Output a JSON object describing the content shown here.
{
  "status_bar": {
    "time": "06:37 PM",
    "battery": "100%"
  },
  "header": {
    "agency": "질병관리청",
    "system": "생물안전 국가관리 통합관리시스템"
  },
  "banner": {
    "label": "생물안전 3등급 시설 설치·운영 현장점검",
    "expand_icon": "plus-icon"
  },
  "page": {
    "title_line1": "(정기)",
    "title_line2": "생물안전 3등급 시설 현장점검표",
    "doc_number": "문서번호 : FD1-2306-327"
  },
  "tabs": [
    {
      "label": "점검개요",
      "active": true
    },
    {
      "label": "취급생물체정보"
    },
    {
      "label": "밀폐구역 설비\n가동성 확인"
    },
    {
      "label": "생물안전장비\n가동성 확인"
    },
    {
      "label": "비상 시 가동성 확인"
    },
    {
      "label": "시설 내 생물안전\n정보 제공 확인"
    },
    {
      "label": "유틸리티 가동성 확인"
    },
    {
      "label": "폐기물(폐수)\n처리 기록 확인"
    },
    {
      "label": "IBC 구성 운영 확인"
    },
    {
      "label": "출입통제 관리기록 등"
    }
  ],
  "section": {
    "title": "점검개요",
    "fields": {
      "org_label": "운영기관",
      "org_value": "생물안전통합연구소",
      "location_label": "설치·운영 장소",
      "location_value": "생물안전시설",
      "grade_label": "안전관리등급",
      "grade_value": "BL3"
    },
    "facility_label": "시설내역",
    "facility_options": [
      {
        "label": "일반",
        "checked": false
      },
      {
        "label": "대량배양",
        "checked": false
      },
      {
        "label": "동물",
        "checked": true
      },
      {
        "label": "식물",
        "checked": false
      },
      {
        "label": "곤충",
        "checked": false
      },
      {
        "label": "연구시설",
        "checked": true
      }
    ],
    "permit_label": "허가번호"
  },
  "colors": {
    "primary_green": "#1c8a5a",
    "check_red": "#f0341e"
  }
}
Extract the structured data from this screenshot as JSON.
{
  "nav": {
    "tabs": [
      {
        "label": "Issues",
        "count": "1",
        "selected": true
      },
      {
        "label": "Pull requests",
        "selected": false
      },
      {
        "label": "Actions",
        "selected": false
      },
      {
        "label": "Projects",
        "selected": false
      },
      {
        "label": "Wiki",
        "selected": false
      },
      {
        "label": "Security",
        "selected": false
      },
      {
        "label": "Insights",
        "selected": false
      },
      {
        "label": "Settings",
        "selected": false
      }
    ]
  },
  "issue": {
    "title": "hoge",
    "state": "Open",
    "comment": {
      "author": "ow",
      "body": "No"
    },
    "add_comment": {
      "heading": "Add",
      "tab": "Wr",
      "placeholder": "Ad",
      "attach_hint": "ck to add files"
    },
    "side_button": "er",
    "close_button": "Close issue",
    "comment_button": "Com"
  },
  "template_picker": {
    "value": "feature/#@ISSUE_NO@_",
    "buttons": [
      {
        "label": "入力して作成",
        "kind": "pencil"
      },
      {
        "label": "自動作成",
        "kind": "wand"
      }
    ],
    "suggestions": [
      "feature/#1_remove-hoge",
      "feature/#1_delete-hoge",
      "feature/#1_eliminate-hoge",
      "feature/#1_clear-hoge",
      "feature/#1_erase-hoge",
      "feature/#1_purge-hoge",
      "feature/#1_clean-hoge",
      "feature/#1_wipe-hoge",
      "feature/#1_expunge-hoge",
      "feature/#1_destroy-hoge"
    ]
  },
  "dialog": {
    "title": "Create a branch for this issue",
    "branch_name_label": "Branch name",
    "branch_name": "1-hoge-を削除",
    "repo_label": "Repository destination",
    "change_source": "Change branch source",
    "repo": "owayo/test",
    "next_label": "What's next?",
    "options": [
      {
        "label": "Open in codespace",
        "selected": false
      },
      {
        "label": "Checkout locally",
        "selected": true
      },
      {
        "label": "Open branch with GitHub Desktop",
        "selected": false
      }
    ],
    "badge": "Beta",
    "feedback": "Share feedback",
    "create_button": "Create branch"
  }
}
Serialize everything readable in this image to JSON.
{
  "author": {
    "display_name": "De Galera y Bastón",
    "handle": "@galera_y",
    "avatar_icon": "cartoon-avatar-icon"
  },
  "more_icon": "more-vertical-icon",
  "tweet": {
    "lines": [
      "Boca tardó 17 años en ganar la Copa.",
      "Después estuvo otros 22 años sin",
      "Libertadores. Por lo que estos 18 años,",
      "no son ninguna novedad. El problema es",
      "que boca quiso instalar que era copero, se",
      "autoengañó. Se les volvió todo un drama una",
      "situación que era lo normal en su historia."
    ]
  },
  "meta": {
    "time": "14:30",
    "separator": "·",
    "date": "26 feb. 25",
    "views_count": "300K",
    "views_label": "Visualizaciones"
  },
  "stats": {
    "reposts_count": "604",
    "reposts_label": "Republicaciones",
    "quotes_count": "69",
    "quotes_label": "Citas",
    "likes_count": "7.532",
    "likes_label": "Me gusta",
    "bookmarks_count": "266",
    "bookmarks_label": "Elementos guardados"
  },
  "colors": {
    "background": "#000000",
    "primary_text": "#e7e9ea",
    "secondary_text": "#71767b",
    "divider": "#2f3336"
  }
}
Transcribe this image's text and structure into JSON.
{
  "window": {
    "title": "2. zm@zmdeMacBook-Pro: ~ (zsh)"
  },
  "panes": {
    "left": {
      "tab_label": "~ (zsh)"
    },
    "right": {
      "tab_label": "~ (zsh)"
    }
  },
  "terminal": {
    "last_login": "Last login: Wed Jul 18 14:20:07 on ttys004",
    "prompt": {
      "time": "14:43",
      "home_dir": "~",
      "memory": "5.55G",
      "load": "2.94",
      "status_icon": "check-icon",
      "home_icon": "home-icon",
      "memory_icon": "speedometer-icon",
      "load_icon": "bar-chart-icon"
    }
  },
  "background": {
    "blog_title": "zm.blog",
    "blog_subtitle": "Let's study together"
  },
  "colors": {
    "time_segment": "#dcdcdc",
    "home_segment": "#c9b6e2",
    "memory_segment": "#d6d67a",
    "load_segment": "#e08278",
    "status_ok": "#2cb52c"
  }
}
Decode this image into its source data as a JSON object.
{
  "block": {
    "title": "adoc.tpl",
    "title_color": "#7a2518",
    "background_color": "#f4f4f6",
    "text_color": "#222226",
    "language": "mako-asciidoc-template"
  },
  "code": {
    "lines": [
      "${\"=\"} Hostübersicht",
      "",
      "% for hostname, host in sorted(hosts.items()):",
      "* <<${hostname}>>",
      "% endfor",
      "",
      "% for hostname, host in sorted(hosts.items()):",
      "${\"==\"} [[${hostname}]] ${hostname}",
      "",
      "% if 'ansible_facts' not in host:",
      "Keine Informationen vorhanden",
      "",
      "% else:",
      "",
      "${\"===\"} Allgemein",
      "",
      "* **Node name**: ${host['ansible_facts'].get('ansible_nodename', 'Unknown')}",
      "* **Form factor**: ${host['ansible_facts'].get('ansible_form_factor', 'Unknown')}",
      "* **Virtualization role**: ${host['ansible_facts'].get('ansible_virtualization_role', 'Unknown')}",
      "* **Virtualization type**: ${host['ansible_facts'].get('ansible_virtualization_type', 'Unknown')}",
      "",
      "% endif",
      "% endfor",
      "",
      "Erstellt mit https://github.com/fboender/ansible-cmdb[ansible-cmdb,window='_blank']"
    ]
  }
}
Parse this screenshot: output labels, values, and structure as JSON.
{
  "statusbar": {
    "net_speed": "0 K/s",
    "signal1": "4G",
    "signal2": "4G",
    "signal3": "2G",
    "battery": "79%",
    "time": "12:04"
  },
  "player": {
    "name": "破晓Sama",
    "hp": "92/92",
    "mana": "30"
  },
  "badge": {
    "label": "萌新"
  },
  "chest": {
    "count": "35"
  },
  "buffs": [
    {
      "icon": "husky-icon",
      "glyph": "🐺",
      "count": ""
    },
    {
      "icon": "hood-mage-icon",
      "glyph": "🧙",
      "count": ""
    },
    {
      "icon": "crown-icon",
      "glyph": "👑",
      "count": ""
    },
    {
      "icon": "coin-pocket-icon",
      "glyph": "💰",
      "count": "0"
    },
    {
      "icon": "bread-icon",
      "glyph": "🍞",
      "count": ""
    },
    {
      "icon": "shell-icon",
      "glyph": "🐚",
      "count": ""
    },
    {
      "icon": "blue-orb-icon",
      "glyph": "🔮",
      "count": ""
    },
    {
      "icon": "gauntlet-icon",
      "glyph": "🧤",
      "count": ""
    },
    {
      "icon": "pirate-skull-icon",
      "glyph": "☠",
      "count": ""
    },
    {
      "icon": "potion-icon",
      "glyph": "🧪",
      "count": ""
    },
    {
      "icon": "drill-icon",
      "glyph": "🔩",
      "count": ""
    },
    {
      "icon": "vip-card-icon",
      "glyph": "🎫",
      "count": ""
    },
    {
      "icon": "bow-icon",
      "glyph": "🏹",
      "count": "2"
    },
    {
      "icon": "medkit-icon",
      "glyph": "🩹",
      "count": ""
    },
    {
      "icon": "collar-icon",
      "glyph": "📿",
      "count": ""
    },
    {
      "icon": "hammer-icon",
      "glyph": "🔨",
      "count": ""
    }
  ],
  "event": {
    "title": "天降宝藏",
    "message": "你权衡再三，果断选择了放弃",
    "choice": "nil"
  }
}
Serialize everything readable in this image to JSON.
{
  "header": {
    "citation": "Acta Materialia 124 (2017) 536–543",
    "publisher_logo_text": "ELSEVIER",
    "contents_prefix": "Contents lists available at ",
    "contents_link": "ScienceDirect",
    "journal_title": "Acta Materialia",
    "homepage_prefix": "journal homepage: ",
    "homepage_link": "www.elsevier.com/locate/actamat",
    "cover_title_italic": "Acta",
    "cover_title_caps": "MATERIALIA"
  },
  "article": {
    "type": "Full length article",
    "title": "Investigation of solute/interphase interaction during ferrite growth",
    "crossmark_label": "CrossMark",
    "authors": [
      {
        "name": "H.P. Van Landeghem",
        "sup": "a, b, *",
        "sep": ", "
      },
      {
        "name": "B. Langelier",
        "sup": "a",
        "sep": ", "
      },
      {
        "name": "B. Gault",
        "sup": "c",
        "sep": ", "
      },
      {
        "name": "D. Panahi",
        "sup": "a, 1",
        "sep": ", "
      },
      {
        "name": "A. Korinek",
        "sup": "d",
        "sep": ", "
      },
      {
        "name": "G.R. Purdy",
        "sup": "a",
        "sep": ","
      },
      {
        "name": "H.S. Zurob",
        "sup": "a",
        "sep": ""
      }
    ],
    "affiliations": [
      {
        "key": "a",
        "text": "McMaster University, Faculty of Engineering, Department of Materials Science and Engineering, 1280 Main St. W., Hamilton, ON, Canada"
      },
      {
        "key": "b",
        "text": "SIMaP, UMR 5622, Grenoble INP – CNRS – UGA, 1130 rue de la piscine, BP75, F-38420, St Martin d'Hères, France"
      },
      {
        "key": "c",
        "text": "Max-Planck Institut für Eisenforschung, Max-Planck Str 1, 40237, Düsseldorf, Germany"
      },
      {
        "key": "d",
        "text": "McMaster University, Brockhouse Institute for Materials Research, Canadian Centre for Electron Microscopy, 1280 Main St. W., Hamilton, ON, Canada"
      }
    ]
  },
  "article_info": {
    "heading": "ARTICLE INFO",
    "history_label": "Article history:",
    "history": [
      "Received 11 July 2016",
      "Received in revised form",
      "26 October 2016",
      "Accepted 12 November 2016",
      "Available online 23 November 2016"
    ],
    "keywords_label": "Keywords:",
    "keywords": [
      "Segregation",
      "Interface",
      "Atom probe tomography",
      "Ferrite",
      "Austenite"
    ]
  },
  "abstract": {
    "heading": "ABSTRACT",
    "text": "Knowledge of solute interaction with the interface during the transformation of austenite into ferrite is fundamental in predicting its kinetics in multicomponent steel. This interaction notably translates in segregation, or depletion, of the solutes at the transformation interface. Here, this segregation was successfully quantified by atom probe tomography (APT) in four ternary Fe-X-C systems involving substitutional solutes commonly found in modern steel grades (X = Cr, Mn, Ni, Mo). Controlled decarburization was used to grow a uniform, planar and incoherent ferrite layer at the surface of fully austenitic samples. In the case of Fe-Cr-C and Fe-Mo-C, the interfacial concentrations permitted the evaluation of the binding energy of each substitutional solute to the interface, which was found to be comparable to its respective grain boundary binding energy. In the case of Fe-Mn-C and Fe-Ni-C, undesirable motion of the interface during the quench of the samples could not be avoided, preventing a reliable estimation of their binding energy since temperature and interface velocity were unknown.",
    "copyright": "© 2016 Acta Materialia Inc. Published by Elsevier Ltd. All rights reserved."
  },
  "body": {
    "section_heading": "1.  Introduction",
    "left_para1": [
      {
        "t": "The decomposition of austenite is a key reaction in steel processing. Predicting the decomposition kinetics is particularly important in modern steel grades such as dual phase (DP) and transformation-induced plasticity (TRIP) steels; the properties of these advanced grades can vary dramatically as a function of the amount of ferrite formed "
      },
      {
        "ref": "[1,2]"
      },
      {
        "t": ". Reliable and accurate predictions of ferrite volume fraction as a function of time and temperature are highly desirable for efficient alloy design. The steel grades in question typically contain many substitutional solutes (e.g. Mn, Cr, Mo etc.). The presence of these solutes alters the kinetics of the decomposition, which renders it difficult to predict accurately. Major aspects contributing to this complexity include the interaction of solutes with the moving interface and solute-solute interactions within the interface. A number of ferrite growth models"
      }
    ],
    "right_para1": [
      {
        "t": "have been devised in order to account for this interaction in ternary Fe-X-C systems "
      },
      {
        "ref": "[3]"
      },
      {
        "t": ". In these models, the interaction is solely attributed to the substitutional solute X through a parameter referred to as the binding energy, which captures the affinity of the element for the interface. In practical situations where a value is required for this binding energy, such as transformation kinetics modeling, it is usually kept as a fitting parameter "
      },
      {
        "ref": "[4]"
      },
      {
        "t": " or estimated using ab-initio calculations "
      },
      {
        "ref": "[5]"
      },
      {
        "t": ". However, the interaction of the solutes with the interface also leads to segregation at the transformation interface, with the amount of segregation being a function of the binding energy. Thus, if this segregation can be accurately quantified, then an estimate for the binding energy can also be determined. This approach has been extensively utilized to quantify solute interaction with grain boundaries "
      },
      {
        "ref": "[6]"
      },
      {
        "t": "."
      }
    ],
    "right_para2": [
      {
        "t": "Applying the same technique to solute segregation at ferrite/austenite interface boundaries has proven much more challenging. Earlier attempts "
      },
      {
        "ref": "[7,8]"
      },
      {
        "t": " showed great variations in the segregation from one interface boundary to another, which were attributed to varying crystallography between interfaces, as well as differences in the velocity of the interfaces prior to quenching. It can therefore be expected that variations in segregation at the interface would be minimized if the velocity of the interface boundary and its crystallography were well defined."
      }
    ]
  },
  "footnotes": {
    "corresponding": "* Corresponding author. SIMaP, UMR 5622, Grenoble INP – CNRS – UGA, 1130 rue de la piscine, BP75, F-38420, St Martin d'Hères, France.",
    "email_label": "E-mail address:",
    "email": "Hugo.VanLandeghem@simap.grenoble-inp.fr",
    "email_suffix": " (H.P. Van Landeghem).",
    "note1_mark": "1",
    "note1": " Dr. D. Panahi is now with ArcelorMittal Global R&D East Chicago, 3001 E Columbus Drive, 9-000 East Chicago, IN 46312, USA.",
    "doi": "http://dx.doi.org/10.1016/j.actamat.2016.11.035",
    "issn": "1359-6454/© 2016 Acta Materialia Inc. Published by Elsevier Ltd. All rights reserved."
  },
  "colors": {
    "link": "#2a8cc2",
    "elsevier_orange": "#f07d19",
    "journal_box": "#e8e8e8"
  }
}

◇ ◇ ◇

**DIRECTIVE**: Single out each line of the records above with the string "Materials" in it, and copy it.

**EXPECTED ANSWER**:
        "text": "McMaster University, Faculty of Engineering, Department of Materials Science and Engineering, 1280 Main St. W., Hamilton, ON, Canada"
        "text": "McMaster University, Brockhouse Institute for Materials Research, Canadian Centre for Electron Microscopy, 1280 Main St. W., Hamilton, ON, Canada"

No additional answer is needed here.